Exercises
[A] In the DynamicLand discussion, why does one participant doubt that Bret Victor is publishing everything? Answer in one to three sentences.
[B] Summarize the DynamicLand discussion in two sentences.
[C] Carry on the DynamicLand discussion past its final comment.

Provided passage
Bret Victor's DynamicLand seems to be a direct descendent of many of these ideas. RealTalk's reactive DB combines Linda tuplespace ideas with LISP 71 pattern matching and reactive semantics. Each Realtalk object is self contained and can't be 'messed with' externally. It's all introspective and reconfigurable, etc


Do you know anywhere where one can look into dynamicland more deeply? I've been interested in playing around with it for a while (hopefully I can get my hands on a projector lol) but have never found any details. Omar Rizwan's website had a cool post on geokit but that was all I managed to find.


Omar has a new project in the same vein as DynamicLand called Folk - https://news.ycombinator.com/item?id=39241472


I found out about this a few months ago through Cristobal's blog: https://cristobal.space/. Somehow didn't notice how the post mentions Omar's involvement at the top lol. Thanks anyway tho.


you'll probably have to talk to the dynamicland folks; i'm not sure what their current strategy is for getting it out into the world, but it doesn't seem to be the obvious 'upload the software to gitlab and hope for the best' approach


Bret plans on publishing everything this Spring - https://twitter.com/worrydream/status/1753116042254340526


that sounds very appealing, but it doesn't say he's publishing everything

> Dynamicland's new research website will be up in the spring.

> current status:

> 1156 pages

> 11,120 images

> 693 videos

> 56 pdfs

(https://nitter.privacydev.net/worrydream/status/175311604225...)

noticeably missing from this list is source code, unless that's on the 1156 pages

i'm sure i'll devour them eagerly, though


yes, agreed. you may or may not be aware that bret was a principal investigator at yc harc, along with vi hart, dan ingalls, john maloney, yoshiki ohshima (who posted this video), and alex warth, at least three of whom were at vpri. yc harc was sorta kinda headed by alan kay https://www.ycombinator.com/blog/harc


Yep, was definitely aware. It just seems like of all the projects at HARC, this is the only one that branched out from Alan's earlier ideas. The set of papers on https://worrydream.com/refs/ gives a good idea of some of the inspirations behind DL.

Source information
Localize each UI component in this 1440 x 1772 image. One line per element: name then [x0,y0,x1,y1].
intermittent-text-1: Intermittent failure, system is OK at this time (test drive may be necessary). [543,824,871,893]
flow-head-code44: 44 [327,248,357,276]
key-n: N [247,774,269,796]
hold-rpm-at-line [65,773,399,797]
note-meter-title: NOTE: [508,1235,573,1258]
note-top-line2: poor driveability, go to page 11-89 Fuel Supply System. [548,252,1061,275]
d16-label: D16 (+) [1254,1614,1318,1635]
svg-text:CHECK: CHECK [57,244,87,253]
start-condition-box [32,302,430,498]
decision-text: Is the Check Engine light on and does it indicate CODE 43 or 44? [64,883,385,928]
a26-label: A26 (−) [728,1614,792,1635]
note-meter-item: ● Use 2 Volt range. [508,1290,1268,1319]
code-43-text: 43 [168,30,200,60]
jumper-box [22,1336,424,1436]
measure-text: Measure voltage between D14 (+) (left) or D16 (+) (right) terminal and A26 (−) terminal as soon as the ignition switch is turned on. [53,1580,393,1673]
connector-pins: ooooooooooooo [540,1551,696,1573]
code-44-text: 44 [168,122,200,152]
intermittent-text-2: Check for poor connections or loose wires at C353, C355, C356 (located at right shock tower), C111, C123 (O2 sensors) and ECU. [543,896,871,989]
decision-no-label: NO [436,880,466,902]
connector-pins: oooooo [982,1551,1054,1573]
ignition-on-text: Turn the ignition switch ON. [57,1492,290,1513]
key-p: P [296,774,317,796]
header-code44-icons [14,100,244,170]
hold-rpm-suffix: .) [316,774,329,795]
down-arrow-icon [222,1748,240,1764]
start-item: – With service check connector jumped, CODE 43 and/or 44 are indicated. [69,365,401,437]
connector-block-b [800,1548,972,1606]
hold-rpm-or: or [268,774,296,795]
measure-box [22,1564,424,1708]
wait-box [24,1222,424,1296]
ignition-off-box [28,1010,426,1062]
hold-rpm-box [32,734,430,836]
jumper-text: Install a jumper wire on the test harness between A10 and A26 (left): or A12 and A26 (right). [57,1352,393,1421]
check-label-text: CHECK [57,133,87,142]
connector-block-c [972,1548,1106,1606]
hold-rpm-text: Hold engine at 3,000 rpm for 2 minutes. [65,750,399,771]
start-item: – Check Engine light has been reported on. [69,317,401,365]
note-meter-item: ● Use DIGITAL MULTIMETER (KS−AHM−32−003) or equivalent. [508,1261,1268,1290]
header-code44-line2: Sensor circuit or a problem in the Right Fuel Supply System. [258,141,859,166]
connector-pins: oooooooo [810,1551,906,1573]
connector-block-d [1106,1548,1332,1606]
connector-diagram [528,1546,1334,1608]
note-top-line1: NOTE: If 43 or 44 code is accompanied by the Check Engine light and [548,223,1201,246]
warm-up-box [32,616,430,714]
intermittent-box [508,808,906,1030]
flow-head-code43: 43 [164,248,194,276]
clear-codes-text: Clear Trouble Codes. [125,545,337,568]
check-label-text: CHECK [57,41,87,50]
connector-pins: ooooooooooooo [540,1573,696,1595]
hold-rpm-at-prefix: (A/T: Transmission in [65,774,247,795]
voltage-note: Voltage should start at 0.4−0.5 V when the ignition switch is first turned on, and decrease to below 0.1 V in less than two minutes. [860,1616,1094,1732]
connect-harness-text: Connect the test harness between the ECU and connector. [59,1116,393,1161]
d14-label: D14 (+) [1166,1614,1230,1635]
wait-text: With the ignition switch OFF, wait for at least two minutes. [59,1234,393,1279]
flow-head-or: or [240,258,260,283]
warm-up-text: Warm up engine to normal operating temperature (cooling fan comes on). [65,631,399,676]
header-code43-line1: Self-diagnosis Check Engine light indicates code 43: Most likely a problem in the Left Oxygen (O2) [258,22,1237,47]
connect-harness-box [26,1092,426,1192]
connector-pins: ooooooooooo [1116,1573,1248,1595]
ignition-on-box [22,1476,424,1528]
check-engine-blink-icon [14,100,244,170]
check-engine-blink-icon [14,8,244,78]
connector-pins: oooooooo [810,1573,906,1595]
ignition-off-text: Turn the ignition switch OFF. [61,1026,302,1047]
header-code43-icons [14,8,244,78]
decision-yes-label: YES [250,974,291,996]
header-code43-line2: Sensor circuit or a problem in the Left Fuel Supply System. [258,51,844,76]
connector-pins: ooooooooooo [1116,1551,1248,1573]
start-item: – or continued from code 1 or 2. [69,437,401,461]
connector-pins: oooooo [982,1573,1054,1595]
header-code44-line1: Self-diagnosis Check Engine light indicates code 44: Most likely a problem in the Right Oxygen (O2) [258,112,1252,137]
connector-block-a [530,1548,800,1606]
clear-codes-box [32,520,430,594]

Answers for the tasks
[A] The announcement says only that DynamicLand's new research website will go up in the spring. Its status list counts 1156 pages, 11,120 images, 693 videos and 56 PDFs. The participant points out that source code is noticeably missing from that list, unless it is on the 1156 pages.

[B] A commenter calls Bret Victor's DynamicLand a direct descendant of earlier ideas, since its RealTalk reactive database combines Linda tuplespace ideas with LISP 71 pattern matching and reactive semantics. Others trade pointers for learning more, including Omar Rizwan's related project Folk and a new research website planned for the spring, and note that the announced contents list no source code and that DynamicLand seems the only HARC project to branch out from Alan Kay's earlier ideas.

[C]
btw, is there a lisp 71, or do you mean larry tesler's lisp70?



thanks!


>you may or may not be aware that when he headed vpri, they did some substantial research into some of the other important ways to organize software, including things like array languages, david p. reed's work on spatially replicated computation, and cooperating communities of specialized solvers.

I'm very interested in knowing what array languages they were researching. The only thing I can find is Nile[1] but from the examples it doesn't look like an array language to me.

[1] https://github.com/damelang/nile


nile was the thing i was thinking of, yes


And static type calculus as seen in the MLs, Haskell, and lately C++.


Pretty sure he would appreciate it for the guarantees those come with, but criticize them for being dead programs, that are not alive like for example the internet, one of his examples for systems, that started and from that moment on have not been taken offline to be changed.


he might not appreciate us pretending we know what he thinks ;)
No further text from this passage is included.